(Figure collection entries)
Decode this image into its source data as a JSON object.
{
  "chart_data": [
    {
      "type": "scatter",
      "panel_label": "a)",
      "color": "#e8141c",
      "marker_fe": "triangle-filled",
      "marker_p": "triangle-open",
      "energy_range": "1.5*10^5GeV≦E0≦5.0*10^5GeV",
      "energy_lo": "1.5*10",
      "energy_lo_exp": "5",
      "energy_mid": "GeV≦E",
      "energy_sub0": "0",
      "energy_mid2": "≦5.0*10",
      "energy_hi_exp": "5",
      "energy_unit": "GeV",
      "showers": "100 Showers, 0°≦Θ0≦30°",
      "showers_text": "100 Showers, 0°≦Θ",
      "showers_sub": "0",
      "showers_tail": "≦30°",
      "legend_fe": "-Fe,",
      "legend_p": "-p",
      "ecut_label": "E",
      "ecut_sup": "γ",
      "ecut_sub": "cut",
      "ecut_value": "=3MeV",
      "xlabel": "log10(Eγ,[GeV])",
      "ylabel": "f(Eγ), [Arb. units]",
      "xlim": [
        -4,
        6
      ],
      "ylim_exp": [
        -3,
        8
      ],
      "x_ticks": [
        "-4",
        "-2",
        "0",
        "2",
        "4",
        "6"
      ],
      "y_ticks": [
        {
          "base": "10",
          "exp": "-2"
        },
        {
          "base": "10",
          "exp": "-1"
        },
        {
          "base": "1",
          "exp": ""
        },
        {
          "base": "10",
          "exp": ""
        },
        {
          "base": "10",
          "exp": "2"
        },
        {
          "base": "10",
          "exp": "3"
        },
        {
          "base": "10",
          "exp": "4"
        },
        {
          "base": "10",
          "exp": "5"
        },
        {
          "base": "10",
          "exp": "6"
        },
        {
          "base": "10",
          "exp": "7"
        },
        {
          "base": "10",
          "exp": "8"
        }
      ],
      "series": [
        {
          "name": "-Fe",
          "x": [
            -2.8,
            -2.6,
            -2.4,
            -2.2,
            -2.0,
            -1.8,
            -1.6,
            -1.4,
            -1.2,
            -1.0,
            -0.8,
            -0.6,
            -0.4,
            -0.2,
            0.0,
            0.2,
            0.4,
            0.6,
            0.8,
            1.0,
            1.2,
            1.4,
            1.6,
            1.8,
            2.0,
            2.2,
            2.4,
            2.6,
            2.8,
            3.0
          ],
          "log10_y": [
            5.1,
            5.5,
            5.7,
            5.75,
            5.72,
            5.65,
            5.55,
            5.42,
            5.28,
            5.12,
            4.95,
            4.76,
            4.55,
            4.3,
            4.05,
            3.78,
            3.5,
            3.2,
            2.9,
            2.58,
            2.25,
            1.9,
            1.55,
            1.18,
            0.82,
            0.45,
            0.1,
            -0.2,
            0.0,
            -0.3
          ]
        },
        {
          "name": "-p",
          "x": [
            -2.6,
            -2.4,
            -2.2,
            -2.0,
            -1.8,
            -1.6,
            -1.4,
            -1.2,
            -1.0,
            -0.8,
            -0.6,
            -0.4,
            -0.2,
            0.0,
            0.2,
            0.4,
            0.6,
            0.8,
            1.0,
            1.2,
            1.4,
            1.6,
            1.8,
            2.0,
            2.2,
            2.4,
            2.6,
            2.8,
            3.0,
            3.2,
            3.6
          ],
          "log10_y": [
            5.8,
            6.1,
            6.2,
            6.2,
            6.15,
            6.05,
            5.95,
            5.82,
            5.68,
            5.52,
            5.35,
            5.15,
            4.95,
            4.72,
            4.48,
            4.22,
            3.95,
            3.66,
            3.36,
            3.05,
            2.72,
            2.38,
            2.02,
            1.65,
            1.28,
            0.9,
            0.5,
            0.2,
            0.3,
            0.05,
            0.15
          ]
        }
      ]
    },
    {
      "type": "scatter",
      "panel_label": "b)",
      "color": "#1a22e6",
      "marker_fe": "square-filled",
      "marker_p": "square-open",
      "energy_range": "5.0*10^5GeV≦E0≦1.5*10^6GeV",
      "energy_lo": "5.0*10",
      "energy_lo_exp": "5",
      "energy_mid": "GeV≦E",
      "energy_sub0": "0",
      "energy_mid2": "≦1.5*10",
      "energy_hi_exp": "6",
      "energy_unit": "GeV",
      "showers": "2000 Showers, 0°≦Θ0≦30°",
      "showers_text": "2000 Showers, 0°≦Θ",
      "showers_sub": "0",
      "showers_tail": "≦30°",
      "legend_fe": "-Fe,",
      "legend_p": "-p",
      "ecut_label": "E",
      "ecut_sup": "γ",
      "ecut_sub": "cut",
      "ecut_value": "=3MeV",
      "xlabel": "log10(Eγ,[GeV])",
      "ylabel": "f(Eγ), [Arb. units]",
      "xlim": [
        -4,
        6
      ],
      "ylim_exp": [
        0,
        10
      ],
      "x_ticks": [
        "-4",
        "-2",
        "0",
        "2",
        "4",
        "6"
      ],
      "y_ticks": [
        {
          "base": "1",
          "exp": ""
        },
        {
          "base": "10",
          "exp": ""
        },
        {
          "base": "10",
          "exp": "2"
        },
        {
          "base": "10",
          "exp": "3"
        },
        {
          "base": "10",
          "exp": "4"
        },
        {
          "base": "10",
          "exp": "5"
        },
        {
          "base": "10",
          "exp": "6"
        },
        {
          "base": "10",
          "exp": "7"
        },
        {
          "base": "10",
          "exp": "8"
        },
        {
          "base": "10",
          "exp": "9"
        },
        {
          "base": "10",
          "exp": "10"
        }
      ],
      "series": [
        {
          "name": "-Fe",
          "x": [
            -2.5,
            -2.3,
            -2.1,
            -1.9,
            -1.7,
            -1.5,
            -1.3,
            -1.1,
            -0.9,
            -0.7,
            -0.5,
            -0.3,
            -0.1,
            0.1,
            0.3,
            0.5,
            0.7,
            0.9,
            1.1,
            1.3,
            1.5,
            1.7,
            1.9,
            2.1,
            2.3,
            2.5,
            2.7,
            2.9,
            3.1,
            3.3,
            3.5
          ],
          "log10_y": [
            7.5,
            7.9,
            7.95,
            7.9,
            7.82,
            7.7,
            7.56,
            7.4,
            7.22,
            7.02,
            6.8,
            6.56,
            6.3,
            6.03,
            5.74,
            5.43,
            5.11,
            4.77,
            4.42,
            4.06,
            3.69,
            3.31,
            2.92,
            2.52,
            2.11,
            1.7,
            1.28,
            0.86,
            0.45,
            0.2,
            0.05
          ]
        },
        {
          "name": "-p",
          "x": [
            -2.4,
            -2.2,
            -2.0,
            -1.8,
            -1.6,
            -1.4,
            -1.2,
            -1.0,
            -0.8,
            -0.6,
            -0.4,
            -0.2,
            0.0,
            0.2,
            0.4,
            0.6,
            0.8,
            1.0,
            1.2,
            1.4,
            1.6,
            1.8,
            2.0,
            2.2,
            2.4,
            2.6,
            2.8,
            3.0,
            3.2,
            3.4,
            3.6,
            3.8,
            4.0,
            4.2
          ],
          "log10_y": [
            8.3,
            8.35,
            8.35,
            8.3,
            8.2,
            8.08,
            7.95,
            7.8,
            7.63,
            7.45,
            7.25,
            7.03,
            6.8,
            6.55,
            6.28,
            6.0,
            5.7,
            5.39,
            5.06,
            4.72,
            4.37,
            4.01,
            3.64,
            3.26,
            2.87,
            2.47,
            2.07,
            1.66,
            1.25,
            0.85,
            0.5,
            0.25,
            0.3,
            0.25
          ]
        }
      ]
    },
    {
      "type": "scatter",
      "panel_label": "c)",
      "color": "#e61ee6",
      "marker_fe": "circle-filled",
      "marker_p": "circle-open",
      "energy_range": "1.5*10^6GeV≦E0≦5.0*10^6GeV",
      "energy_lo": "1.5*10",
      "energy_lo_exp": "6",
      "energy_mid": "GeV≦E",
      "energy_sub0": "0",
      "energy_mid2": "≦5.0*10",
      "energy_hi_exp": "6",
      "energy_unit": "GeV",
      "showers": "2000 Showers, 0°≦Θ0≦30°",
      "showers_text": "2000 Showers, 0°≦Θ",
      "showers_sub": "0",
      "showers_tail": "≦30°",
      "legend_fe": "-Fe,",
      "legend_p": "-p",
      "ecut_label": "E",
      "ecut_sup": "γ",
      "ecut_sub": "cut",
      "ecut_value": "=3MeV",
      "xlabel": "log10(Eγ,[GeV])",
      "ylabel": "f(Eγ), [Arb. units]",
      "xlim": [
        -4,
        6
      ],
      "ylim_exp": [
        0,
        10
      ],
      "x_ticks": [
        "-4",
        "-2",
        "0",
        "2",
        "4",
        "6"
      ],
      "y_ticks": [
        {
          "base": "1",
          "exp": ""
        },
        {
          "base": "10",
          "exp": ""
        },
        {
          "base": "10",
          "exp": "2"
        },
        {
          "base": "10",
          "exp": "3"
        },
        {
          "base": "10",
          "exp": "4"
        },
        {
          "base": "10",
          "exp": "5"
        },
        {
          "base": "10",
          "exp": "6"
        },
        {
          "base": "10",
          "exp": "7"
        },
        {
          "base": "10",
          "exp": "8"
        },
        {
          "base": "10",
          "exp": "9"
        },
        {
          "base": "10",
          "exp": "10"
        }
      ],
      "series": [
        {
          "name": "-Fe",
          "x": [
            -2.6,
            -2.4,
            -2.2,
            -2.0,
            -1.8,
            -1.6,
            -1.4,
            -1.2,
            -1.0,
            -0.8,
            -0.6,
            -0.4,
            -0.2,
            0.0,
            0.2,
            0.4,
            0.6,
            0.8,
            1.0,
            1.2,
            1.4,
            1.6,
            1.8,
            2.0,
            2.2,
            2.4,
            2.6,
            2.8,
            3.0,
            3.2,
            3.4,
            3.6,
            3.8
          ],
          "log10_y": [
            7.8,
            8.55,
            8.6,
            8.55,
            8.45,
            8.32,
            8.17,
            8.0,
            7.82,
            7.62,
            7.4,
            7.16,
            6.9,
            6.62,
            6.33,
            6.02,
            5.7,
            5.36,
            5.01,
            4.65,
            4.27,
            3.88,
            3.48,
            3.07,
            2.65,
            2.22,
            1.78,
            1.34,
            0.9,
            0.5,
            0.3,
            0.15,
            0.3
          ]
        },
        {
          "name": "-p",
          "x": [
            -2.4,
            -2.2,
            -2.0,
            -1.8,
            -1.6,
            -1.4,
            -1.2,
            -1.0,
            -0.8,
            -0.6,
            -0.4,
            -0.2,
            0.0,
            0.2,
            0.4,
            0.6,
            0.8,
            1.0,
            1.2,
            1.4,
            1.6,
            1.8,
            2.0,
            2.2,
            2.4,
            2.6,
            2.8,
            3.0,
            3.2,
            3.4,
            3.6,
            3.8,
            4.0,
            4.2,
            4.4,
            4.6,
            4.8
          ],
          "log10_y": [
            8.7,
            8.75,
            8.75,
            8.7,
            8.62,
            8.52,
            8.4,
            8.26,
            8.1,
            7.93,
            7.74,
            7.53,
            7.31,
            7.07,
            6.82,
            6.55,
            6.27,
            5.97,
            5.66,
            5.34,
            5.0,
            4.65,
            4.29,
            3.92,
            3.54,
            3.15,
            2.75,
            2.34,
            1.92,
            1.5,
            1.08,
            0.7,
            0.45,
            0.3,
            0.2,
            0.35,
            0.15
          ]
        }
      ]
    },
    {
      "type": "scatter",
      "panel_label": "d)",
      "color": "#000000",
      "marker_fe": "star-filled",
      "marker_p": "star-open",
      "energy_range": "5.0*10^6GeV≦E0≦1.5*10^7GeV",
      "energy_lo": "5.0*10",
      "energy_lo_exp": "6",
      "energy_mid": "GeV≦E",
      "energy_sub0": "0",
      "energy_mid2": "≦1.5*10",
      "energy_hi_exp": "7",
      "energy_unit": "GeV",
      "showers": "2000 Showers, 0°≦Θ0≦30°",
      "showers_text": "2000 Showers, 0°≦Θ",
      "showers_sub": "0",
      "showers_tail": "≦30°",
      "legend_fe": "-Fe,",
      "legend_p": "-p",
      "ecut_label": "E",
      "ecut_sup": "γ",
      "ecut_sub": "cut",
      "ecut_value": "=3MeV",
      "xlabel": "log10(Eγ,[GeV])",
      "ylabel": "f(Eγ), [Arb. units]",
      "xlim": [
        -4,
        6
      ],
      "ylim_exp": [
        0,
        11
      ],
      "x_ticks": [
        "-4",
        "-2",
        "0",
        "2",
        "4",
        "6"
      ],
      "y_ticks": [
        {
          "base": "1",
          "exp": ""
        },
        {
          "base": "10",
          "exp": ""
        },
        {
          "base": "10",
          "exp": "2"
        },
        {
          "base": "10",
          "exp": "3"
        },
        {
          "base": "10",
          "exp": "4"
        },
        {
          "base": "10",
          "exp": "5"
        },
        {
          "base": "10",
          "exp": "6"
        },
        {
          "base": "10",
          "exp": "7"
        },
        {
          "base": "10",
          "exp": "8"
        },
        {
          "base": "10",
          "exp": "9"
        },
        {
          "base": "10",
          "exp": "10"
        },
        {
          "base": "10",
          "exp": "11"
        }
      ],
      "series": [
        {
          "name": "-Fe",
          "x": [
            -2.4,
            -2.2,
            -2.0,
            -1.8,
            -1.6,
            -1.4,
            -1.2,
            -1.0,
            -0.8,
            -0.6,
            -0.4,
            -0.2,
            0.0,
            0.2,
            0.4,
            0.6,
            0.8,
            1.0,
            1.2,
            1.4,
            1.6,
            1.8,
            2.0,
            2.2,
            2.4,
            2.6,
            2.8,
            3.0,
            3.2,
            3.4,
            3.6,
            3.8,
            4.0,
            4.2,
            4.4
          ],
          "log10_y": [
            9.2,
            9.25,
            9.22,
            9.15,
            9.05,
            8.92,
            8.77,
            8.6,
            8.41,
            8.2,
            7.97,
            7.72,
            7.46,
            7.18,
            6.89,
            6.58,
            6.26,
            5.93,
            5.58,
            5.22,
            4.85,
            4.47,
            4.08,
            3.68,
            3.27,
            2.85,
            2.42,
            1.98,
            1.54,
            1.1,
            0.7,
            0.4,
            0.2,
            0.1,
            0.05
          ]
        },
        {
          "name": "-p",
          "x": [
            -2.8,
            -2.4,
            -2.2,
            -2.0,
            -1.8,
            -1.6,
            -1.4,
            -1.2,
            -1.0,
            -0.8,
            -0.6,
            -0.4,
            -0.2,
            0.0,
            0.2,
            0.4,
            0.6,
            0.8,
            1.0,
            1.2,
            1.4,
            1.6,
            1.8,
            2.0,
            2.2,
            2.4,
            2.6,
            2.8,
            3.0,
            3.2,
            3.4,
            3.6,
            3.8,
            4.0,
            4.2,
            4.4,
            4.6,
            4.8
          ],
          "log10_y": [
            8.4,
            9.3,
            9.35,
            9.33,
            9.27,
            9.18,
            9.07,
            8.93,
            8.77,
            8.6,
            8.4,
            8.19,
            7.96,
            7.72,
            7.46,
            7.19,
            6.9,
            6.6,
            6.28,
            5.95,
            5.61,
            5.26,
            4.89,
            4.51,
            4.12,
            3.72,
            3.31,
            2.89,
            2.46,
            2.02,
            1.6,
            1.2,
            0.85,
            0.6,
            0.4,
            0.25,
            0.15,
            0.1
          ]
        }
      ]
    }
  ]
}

* Objective
In the listing, find every line containing the word "square" and list it.

* Result for this task
      "marker_fe": "square-filled",
      "marker_p": "square-open",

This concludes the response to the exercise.